Problem set →
1) According to the forum thread about the 4H cooking class, for how many hours does the class have the kids?
2) Turn the stretch of entries from the start of the entries through the line containing "594, 282, 608]" into a numbered list, omitting blank lines.

# My 4H kids with ABT's



## scarbelly (Oct 31, 2009)

Here is a shot of the 4H kids we teach an advanced cooking class - last week was a Mexican theme. We taught them how to use a BBQ as a smoker with the foil packets to smoke some ABT's. We get them for 3 hours and cook everything from scratch 

This one is all of them showing off their 7 layer dip



Here are the ABT's


Here are the Enchiladas



Here is the Albondigas


And here is the Pico and Guac


----------



## chisoxjim (Oct 31, 2009)

really nice looking food y'all turned out.


----------



## waysideranch (Oct 31, 2009)

Awesome...................................


----------



## chefrob (Oct 31, 2009)

looks good!!!!!!!!!!


----------



## alx (Oct 31, 2009)

Scarbelly AWESOME!!!

I would love to have the time to do this.This is more of an suburban area and the kids like to go around telling folk about polar bears in alaska dying-while the chesapeake bay dies-KUDOS for what you are doing!!!!!!!!!

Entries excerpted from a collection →
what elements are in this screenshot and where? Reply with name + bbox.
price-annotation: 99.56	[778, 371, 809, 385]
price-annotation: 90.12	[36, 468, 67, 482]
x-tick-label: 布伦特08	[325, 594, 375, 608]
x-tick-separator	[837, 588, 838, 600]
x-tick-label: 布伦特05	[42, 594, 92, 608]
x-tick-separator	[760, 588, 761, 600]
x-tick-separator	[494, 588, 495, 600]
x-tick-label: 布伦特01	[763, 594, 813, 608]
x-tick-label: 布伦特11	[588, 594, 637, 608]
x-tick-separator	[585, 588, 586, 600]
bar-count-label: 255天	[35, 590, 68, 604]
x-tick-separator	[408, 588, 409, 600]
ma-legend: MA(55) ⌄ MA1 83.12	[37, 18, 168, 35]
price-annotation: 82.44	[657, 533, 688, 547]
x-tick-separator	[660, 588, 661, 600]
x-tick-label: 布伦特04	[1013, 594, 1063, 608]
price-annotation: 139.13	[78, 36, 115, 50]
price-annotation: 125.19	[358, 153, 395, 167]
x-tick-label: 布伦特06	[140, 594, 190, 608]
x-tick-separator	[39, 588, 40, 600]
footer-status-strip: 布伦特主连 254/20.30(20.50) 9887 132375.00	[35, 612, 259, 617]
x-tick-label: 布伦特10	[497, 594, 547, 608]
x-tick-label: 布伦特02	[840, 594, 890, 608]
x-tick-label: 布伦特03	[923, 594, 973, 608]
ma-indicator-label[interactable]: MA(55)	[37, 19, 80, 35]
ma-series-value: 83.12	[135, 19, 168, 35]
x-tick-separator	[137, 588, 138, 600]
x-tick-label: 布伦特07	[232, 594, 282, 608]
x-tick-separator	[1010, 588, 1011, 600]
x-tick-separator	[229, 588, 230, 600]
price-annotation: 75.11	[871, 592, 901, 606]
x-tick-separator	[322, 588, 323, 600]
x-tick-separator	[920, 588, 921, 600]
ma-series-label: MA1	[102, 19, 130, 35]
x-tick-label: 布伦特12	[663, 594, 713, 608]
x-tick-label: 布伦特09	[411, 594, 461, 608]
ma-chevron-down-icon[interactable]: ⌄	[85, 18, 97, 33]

Answers to the problems →
1) Three hours.

2)
1. what elements are in this screenshot and where? Reply with name + bbox.
2. price-annotation: 99.56	[778, 371, 809, 385]
3. price-annotation: 90.12	[36, 468, 67, 482]
4. x-tick-label: 布伦特08	[325, 594, 375, 608]
5. x-tick-separator	[837, 588, 838, 600]
6. x-tick-label: 布伦特05	[42, 594, 92, 608]
7. x-tick-separator	[760, 588, 761, 600]
8. x-tick-separator	[494, 588, 495, 600]
9. x-tick-label: 布伦特01	[763, 594, 813, 608]
10. x-tick-label: 布伦特11	[588, 594, 637, 608]
11. x-tick-separator	[585, 588, 586, 600]
12. bar-count-label: 255天	[35, 590, 68, 604]
13. x-tick-separator	[408, 588, 409, 600]
14. ma-legend: MA(55) ⌄ MA1 83.12	[37, 18, 168, 35]
15. price-annotation: 82.44	[657, 533, 688, 547]
16. x-tick-separator	[660, 588, 661, 600]
17. x-tick-label: 布伦特04	[1013, 594, 1063, 608]
18. price-annotation: 139.13	[78, 36, 115, 50]
19. price-annotation: 125.19	[358, 153, 395, 167]
20. x-tick-label: 布伦特06	[140, 594, 190, 608]
21. x-tick-separator	[39, 588, 40, 600]
22. footer-status-strip: 布伦特主连 254/20.30(20.50) 9887 132375.00	[35, 612, 259, 617]
23. x-tick-label: 布伦特10	[497, 594, 547, 608]
24. x-tick-label: 布伦特02	[840, 594, 890, 608]
25. x-tick-label: 布伦特03	[923, 594, 973, 608]
26. ma-indicator-label[interactable]: MA(55)	[37, 19, 80, 35]
27. ma-series-value: 83.12	[135, 19, 168, 35]
28. x-tick-separator	[137, 588, 138, 600]
29. x-tick-label: 布伦特07	[232, 594, 282, 608]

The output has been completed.